▶ _PROBLEM_
Read the records and write them out again exactly.

** Start of SUPPLIED MATERIAL **

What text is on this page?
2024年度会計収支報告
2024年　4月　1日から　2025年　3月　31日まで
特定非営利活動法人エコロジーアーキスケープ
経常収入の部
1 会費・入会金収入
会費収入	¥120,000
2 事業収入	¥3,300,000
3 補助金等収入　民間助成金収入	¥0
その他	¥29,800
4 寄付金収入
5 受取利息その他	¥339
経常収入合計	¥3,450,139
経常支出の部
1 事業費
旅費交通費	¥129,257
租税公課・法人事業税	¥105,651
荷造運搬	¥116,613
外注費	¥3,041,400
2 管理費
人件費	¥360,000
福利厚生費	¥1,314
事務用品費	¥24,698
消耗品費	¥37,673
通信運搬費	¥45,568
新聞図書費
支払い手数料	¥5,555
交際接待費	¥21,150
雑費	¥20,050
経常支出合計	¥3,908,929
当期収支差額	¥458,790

** End of SUPPLIED MATERIAL **

▶ _RESPONSE_
What text is on this page?
2024年度会計収支報告
2024年　4月　1日から　2025年　3月　31日まで
特定非営利活動法人エコロジーアーキスケープ
経常収入の部
1 会費・入会金収入
会費収入	¥120,000
2 事業収入	¥3,300,000
3 補助金等収入　民間助成金収入	¥0
その他	¥29,800
4 寄付金収入
5 受取利息その他	¥339
経常収入合計	¥3,450,139
経常支出の部
1 事業費
旅費交通費	¥129,257
租税公課・法人事業税	¥105,651
荷造運搬	¥116,613
外注費	¥3,041,400
2 管理費
人件費	¥360,000
福利厚生費	¥1,314
事務用品費	¥24,698
消耗品費	¥37,673
通信運搬費	¥45,568
新聞図書費
支払い手数料	¥5,555
交際接待費	¥21,150
雑費	¥20,050
経常支出合計	¥3,908,929
当期収支差額	¥458,790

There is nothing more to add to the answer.